* WHAT YOU ARE ASKED TO DO
Omit all images, then return the remaining material exactly as it stands.

Data listing:

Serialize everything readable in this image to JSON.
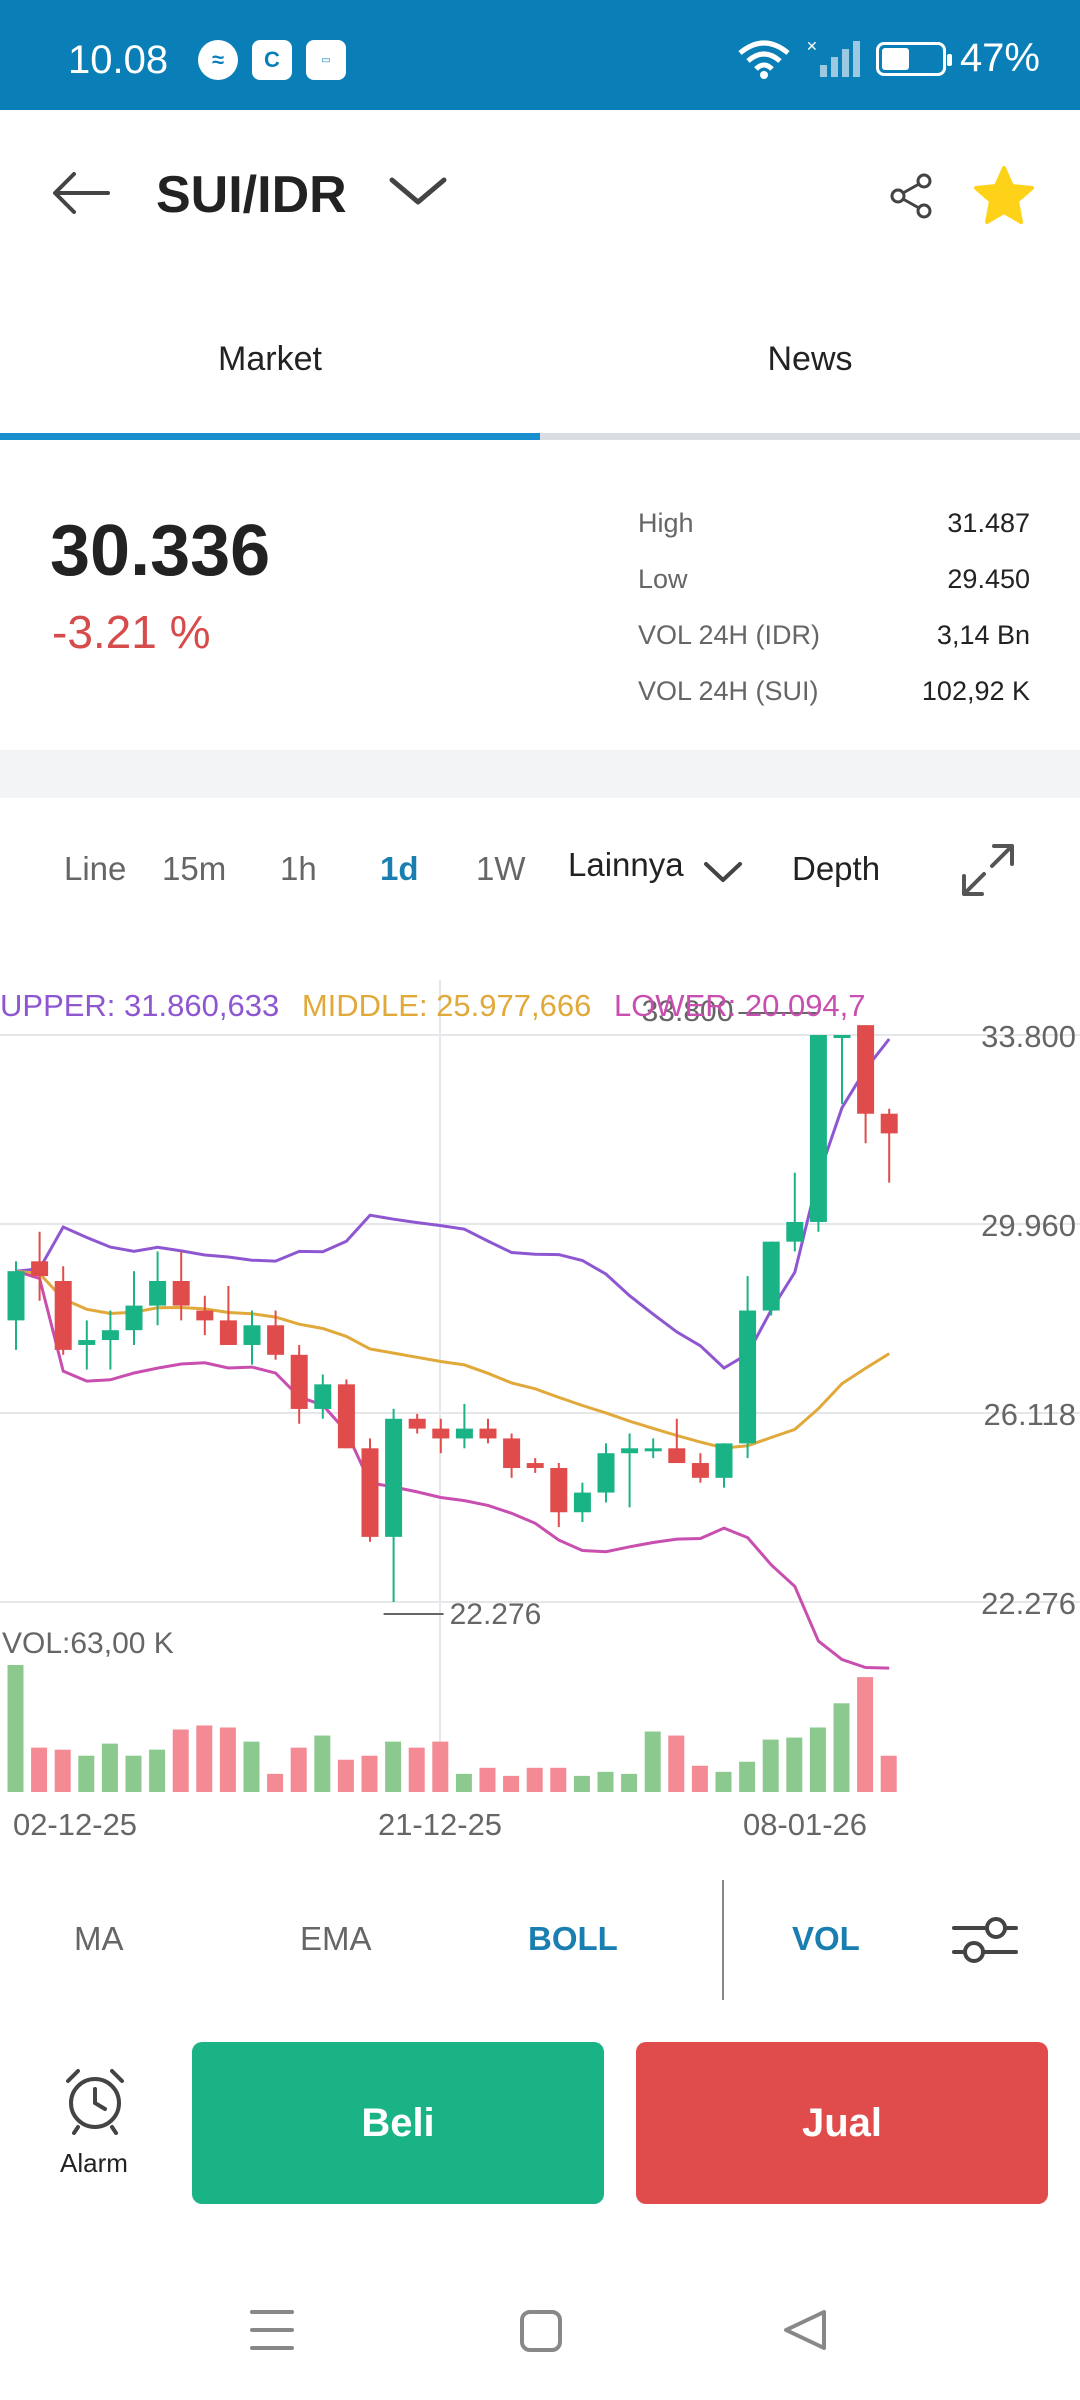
{
  "status": {
    "time": "10.08",
    "battery": "47%",
    "battery_level": 0.47
  },
  "header": {
    "pair": "SUI/IDR"
  },
  "tabs": [
    {
      "label": "Market",
      "active": true
    },
    {
      "label": "News",
      "active": false
    }
  ],
  "ticker": {
    "price": "30.336",
    "change": "-3.21 %",
    "stats": [
      {
        "label": "High",
        "value": "31.487"
      },
      {
        "label": "Low",
        "value": "29.450"
      },
      {
        "label": "VOL 24H (IDR)",
        "value": "3,14 Bn"
      },
      {
        "label": "VOL 24H (SUI)",
        "value": "102,92 K"
      }
    ]
  },
  "timeframes": {
    "line": "Line",
    "m15": "15m",
    "h1": "1h",
    "d1": "1d",
    "w1": "1W",
    "more": "Lainnya",
    "depth": "Depth"
  },
  "colors": {
    "up": "#1ab386",
    "down": "#e04b4b",
    "upper": "#8e57d1",
    "middle": "#e0a93a",
    "lower": "#c84fb0",
    "accent": "#1a7fb0"
  },
  "legend": {
    "upper": "UPPER: 31.860,633",
    "middle": "MIDDLE: 25.977,666",
    "lower": "LOWER: 20.094,7"
  },
  "chart_data": {
    "type": "candlestick",
    "y_axis_labels": [
      "33.800",
      "29.960",
      "26.118",
      "22.276"
    ],
    "ylim": [
      22276,
      33800
    ],
    "x_axis_labels": [
      "02-12-25",
      "21-12-25",
      "08-01-26"
    ],
    "max_marker": "33.800",
    "min_marker": "22.276",
    "volume_label": "VOL:63,00 K",
    "candles": [
      {
        "o": 28000,
        "h": 29200,
        "l": 27400,
        "c": 29000
      },
      {
        "o": 29200,
        "h": 29800,
        "l": 28400,
        "c": 28900
      },
      {
        "o": 28800,
        "h": 29100,
        "l": 27300,
        "c": 27400
      },
      {
        "o": 27500,
        "h": 28000,
        "l": 27000,
        "c": 27600
      },
      {
        "o": 27600,
        "h": 28200,
        "l": 27000,
        "c": 27800
      },
      {
        "o": 27800,
        "h": 29000,
        "l": 27500,
        "c": 28300
      },
      {
        "o": 28300,
        "h": 29400,
        "l": 27900,
        "c": 28800
      },
      {
        "o": 28800,
        "h": 29400,
        "l": 28000,
        "c": 28300
      },
      {
        "o": 28200,
        "h": 28500,
        "l": 27700,
        "c": 28000
      },
      {
        "o": 28000,
        "h": 28700,
        "l": 27500,
        "c": 27500
      },
      {
        "o": 27500,
        "h": 28200,
        "l": 27100,
        "c": 27900
      },
      {
        "o": 27900,
        "h": 28200,
        "l": 27200,
        "c": 27300
      },
      {
        "o": 27300,
        "h": 27500,
        "l": 25900,
        "c": 26200
      },
      {
        "o": 26200,
        "h": 26900,
        "l": 26000,
        "c": 26700
      },
      {
        "o": 26700,
        "h": 26800,
        "l": 25400,
        "c": 25400
      },
      {
        "o": 25400,
        "h": 25600,
        "l": 23500,
        "c": 23600
      },
      {
        "o": 23600,
        "h": 26200,
        "l": 22276,
        "c": 26000
      },
      {
        "o": 26000,
        "h": 26100,
        "l": 25700,
        "c": 25800
      },
      {
        "o": 25800,
        "h": 26000,
        "l": 25300,
        "c": 25600
      },
      {
        "o": 25600,
        "h": 26300,
        "l": 25400,
        "c": 25800
      },
      {
        "o": 25800,
        "h": 26000,
        "l": 25500,
        "c": 25600
      },
      {
        "o": 25600,
        "h": 25700,
        "l": 24800,
        "c": 25000
      },
      {
        "o": 25100,
        "h": 25200,
        "l": 24900,
        "c": 25000
      },
      {
        "o": 25000,
        "h": 25100,
        "l": 23800,
        "c": 24100
      },
      {
        "o": 24100,
        "h": 24700,
        "l": 23900,
        "c": 24500
      },
      {
        "o": 24500,
        "h": 25500,
        "l": 24300,
        "c": 25300
      },
      {
        "o": 25300,
        "h": 25700,
        "l": 24200,
        "c": 25400
      },
      {
        "o": 25400,
        "h": 25600,
        "l": 25200,
        "c": 25400
      },
      {
        "o": 25400,
        "h": 26000,
        "l": 25100,
        "c": 25100
      },
      {
        "o": 25100,
        "h": 25300,
        "l": 24700,
        "c": 24800
      },
      {
        "o": 24800,
        "h": 25500,
        "l": 24600,
        "c": 25500
      },
      {
        "o": 25500,
        "h": 28900,
        "l": 25200,
        "c": 28200
      },
      {
        "o": 28200,
        "h": 29600,
        "l": 28100,
        "c": 29600
      },
      {
        "o": 29600,
        "h": 31000,
        "l": 29400,
        "c": 30000
      },
      {
        "o": 30000,
        "h": 33800,
        "l": 29800,
        "c": 33800
      },
      {
        "o": 33800,
        "h": 33800,
        "l": 32400,
        "c": 33800
      },
      {
        "o": 34000,
        "h": 33600,
        "l": 31600,
        "c": 32200
      },
      {
        "o": 32200,
        "h": 32300,
        "l": 30800,
        "c": 31800
      }
    ],
    "volumes": [
      63,
      22,
      21,
      18,
      24,
      18,
      21,
      31,
      33,
      32,
      25,
      9,
      22,
      28,
      16,
      18,
      25,
      22,
      25,
      9,
      12,
      8,
      12,
      12,
      8,
      10,
      9,
      30,
      28,
      13,
      10,
      15,
      26,
      27,
      32,
      44,
      57,
      18
    ],
    "vol_max": 63
  },
  "indicators": {
    "ma": "MA",
    "ema": "EMA",
    "boll": "BOLL",
    "vol": "VOL"
  },
  "actions": {
    "alarm": "Alarm",
    "buy": "Beli",
    "sell": "Jual"
  }
}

* EXERCISE RESULT
Serialize everything readable in this image to JSON.
{
  "status": {
    "time": "10.08",
    "battery": "47%",
    "battery_level": 0.47
  },
  "header": {
    "pair": "SUI/IDR"
  },
  "tabs": [
    {
      "label": "Market",
      "active": true
    },
    {
      "label": "News",
      "active": false
    }
  ],
  "ticker": {
    "price": "30.336",
    "change": "-3.21 %",
    "stats": [
      {
        "label": "High",
        "value": "31.487"
      },
      {
        "label": "Low",
        "value": "29.450"
      },
      {
        "label": "VOL 24H (IDR)",
        "value": "3,14 Bn"
      },
      {
        "label": "VOL 24H (SUI)",
        "value": "102,92 K"
      }
    ]
  },
  "timeframes": {
    "line": "Line",
    "m15": "15m",
    "h1": "1h",
    "d1": "1d",
    "w1": "1W",
    "more": "Lainnya",
    "depth": "Depth"
  },
  "colors": {
    "up": "#1ab386",
    "down": "#e04b4b",
    "upper": "#8e57d1",
    "middle": "#e0a93a",
    "lower": "#c84fb0",
    "accent": "#1a7fb0"
  },
  "legend": {
    "upper": "UPPER: 31.860,633",
    "middle": "MIDDLE: 25.977,666",
    "lower": "LOWER: 20.094,7"
  },
  "chart_data": {
    "type": "candlestick",
    "y_axis_labels": [
      "33.800",
      "29.960",
      "26.118",
      "22.276"
    ],
    "ylim": [
      22276,
      33800
    ],
    "x_axis_labels": [
      "02-12-25",
      "21-12-25",
      "08-01-26"
    ],
    "max_marker": "33.800",
    "min_marker": "22.276",
    "volume_label": "VOL:63,00 K",
    "candles": [
      {
        "o": 28000,
        "h": 29200,
        "l": 27400,
        "c": 29000
      },
      {
        "o": 29200,
        "h": 29800,
        "l": 28400,
        "c": 28900
      },
      {
        "o": 28800,
        "h": 29100,
        "l": 27300,
        "c": 27400
      },
      {
        "o": 27500,
        "h": 28000,
        "l": 27000,
        "c": 27600
      },
      {
        "o": 27600,
        "h": 28200,
        "l": 27000,
        "c": 27800
      },
      {
        "o": 27800,
        "h": 29000,
        "l": 27500,
        "c": 28300
      },
      {
        "o": 28300,
        "h": 29400,
        "l": 27900,
        "c": 28800
      },
      {
        "o": 28800,
        "h": 29400,
        "l": 28000,
        "c": 28300
      },
      {
        "o": 28200,
        "h": 28500,
        "l": 27700,
        "c": 28000
      },
      {
        "o": 28000,
        "h": 28700,
        "l": 27500,
        "c": 27500
      },
      {
        "o": 27500,
        "h": 28200,
        "l": 27100,
        "c": 27900
      },
      {
        "o": 27900,
        "h": 28200,
        "l": 27200,
        "c": 27300
      },
      {
        "o": 27300,
        "h": 27500,
        "l": 25900,
        "c": 26200
      },
      {
        "o": 26200,
        "h": 26900,
        "l": 26000,
        "c": 26700
      },
      {
        "o": 26700,
        "h": 26800,
        "l": 25400,
        "c": 25400
      },
      {
        "o": 25400,
        "h": 25600,
        "l": 23500,
        "c": 23600
      },
      {
        "o": 23600,
        "h": 26200,
        "l": 22276,
        "c": 26000
      },
      {
        "o": 26000,
        "h": 26100,
        "l": 25700,
        "c": 25800
      },
      {
        "o": 25800,
        "h": 26000,
        "l": 25300,
        "c": 25600
      },
      {
        "o": 25600,
        "h": 26300,
        "l": 25400,
        "c": 25800
      },
      {
        "o": 25800,
        "h": 26000,
        "l": 25500,
        "c": 25600
      },
      {
        "o": 25600,
        "h": 25700,
        "l": 24800,
        "c": 25000
      },
      {
        "o": 25100,
        "h": 25200,
        "l": 24900,
        "c": 25000
      },
      {
        "o": 25000,
        "h": 25100,
        "l": 23800,
        "c": 24100
      },
      {
        "o": 24100,
        "h": 24700,
        "l": 23900,
        "c": 24500
      },
      {
        "o": 24500,
        "h": 25500,
        "l": 24300,
        "c": 25300
      },
      {
        "o": 25300,
        "h": 25700,
        "l": 24200,
        "c": 25400
      },
      {
        "o": 25400,
        "h": 25600,
        "l": 25200,
        "c": 25400
      },
      {
        "o": 25400,
        "h": 26000,
        "l": 25100,
        "c": 25100
      },
      {
        "o": 25100,
        "h": 25300,
        "l": 24700,
        "c": 24800
      },
      {
        "o": 24800,
        "h": 25500,
        "l": 24600,
        "c": 25500
      },
      {
        "o": 25500,
        "h": 28900,
        "l": 25200,
        "c": 28200
      },
      {
        "o": 28200,
        "h": 29600,
        "l": 28100,
        "c": 29600
      },
      {
        "o": 29600,
        "h": 31000,
        "l": 29400,
        "c": 30000
      },
      {
        "o": 30000,
        "h": 33800,
        "l": 29800,
        "c": 33800
      },
      {
        "o": 33800,
        "h": 33800,
        "l": 32400,
        "c": 33800
      },
      {
        "o": 34000,
        "h": 33600,
        "l": 31600,
        "c": 32200
      },
      {
        "o": 32200,
        "h": 32300,
        "l": 30800,
        "c": 31800
      }
    ],
    "volumes": [
      63,
      22,
      21,
      18,
      24,
      18,
      21,
      31,
      33,
      32,
      25,
      9,
      22,
      28,
      16,
      18,
      25,
      22,
      25,
      9,
      12,
      8,
      12,
      12,
      8,
      10,
      9,
      30,
      28,
      13,
      10,
      15,
      26,
      27,
      32,
      44,
      57,
      18
    ],
    "vol_max": 63
  },
  "indicators": {
    "ma": "MA",
    "ema": "EMA",
    "boll": "BOLL",
    "vol": "VOL"
  },
  "actions": {
    "alarm": "Alarm",
    "buy": "Beli",
    "sell": "Jual"
  }
}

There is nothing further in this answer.